Planted among these existing birches, giant blue and sum-and-substance hostas have miraculously escaped the hungry and merciless whitetail deer.
Category: October 2017
Upper Rain Garden
Irish moss and sedums grow in between stones, in this area where water drains down the slope, before it eventually encounters willows, sweetgale, alders, clethra, cattails and other water-loving plants.
Purple Asters
These asters volunteered to spring up in between the branches of alder. Glad they made the cut when I brought the weed whacker through this area. When they’re little they can be difficult to pick out and identify, along with everything else that grows next to the pond.
Beautyberries
Caught Unaware
Out pruning one day, I turned around, and here was this giant wasp nest, about three times as big around as my head! Evidently, it had been concealed in this willow shrub. Fortunately, it’s no longer inhabited…but think I’ll wait to prune this shrub, just the same.
Bottlebrush Buckeye
A young Aesculus parviflora – think I planted this one a year or two ago and it’s finally starting to grow a bit.
Birch Grove in Autumn
Now that their leaves have dropped, the “Heritage” river birches are showing off their beautiful bark. We planted these in 2012, if I remember correctly. They sit right over where some of the densest knotweed rhizomes were.

**Records supplied:**
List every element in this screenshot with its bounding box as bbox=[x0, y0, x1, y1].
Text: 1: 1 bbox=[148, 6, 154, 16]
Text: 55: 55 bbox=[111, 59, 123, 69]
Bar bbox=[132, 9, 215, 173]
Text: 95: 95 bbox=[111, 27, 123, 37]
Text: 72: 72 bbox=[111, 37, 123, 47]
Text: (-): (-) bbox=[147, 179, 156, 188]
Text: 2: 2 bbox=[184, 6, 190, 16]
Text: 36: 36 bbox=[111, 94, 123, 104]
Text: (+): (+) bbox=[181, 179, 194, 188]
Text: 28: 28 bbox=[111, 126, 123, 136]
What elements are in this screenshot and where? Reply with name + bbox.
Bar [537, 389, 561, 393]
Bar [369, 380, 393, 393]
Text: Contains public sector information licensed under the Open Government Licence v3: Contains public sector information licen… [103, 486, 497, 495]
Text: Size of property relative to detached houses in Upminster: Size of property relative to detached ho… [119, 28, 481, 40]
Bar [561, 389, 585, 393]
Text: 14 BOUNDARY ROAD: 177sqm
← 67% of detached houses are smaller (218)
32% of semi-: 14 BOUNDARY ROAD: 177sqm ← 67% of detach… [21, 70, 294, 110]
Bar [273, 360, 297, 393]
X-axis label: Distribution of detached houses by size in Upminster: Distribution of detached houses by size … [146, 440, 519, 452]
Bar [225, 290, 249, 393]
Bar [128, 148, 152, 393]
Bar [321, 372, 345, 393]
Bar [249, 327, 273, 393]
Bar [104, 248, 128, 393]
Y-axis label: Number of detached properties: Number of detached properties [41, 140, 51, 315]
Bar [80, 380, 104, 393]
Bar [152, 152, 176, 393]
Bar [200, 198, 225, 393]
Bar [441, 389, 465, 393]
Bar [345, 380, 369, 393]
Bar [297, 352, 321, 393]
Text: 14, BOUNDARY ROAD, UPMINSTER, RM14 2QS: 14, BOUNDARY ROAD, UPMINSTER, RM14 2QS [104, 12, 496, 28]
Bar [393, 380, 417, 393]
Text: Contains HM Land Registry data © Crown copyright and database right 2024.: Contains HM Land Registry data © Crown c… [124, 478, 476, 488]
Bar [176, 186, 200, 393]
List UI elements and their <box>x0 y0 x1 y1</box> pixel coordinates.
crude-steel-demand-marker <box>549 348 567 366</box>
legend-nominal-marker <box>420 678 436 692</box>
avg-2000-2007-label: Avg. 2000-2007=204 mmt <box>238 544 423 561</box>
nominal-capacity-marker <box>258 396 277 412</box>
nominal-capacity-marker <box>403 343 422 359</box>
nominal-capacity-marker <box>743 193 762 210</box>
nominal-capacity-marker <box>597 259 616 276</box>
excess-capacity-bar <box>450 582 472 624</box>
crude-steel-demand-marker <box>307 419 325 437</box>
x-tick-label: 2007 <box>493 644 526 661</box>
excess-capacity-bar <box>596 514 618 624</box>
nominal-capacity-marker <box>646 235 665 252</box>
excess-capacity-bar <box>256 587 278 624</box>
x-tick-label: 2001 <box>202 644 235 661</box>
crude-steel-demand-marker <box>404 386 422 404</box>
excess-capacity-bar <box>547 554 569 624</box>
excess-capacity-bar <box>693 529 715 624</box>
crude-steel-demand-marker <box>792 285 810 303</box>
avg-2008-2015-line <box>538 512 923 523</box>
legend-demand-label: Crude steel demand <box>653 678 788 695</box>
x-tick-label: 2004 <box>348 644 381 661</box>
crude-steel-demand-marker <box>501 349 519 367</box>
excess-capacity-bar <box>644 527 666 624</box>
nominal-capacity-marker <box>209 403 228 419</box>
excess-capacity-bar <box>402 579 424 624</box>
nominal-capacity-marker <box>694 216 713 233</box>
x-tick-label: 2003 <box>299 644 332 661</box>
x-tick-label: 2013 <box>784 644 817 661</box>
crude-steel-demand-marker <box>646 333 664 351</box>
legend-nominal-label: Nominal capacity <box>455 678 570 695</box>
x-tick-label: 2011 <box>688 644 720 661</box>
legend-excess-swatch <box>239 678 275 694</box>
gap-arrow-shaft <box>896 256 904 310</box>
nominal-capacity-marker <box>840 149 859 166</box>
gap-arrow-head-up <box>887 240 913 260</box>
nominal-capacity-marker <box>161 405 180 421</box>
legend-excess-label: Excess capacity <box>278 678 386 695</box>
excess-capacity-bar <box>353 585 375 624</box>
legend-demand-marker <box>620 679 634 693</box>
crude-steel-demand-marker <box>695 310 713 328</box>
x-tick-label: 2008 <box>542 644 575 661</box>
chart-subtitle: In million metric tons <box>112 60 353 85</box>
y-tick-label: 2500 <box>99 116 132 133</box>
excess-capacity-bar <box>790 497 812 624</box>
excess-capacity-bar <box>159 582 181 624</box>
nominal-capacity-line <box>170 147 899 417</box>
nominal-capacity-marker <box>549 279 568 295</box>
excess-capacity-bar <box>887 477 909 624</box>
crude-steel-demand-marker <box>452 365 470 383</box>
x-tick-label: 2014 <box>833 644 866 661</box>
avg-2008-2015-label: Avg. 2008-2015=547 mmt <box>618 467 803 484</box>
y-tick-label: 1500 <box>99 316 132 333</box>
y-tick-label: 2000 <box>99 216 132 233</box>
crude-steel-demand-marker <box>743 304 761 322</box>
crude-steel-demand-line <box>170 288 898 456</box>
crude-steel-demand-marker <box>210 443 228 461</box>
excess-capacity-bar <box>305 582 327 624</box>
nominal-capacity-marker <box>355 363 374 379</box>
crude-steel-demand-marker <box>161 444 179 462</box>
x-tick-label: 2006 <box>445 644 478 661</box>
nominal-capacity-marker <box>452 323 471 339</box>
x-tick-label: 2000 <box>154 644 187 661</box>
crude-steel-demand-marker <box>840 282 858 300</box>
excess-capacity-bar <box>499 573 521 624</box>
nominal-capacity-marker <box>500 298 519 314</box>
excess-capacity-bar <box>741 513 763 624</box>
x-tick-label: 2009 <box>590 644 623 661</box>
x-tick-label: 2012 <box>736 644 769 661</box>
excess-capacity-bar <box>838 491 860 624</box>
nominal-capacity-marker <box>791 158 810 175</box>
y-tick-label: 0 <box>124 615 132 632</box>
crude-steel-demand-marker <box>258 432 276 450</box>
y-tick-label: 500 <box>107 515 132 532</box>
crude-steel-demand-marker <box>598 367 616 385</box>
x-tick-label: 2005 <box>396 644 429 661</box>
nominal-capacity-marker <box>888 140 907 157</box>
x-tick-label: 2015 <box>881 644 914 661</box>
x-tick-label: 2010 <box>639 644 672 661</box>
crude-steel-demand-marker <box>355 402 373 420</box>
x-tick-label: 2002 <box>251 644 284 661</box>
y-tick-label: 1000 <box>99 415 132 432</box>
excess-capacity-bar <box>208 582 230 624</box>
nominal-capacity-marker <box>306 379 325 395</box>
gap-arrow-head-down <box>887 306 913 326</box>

**Problem statement:**
Can you repeat the garden blog excerpt in full, word for word? The listing comes from a different source than the garden blog excerpt.

**Response to this task:**
Planted among these existing birches, giant blue and sum-and-substance hostas have miraculously escaped the hungry and merciless whitetail deer.
Category: October 2017
Upper Rain Garden
Irish moss and sedums grow in between stones, in this area where water drains down the slope, before it eventually encounters willows, sweetgale, alders, clethra, cattails and other water-loving plants.
Purple Asters
These asters volunteered to spring up in between the branches of alder. Glad they made the cut when I brought the weed whacker through this area. When they’re little they can be difficult to pick out and identify, along with everything else that grows next to the pond.
Beautyberries
Caught Unaware
Out pruning one day, I turned around, and here was this giant wasp nest, about three times as big around as my head! Evidently, it had been concealed in this willow shrub. Fortunately, it’s no longer inhabited…but think I’ll wait to prune this shrub, just the same.
Bottlebrush Buckeye
A young Aesculus parviflora – think I planted this one a year or two ago and it’s finally starting to grow a bit.
Birch Grove in Autumn
Now that their leaves have dropped, the “Heritage” river birches are showing off their beautiful bark. We planted these in 2012, if I remember correctly. They sit right over where some of the densest knotweed rhizomes were.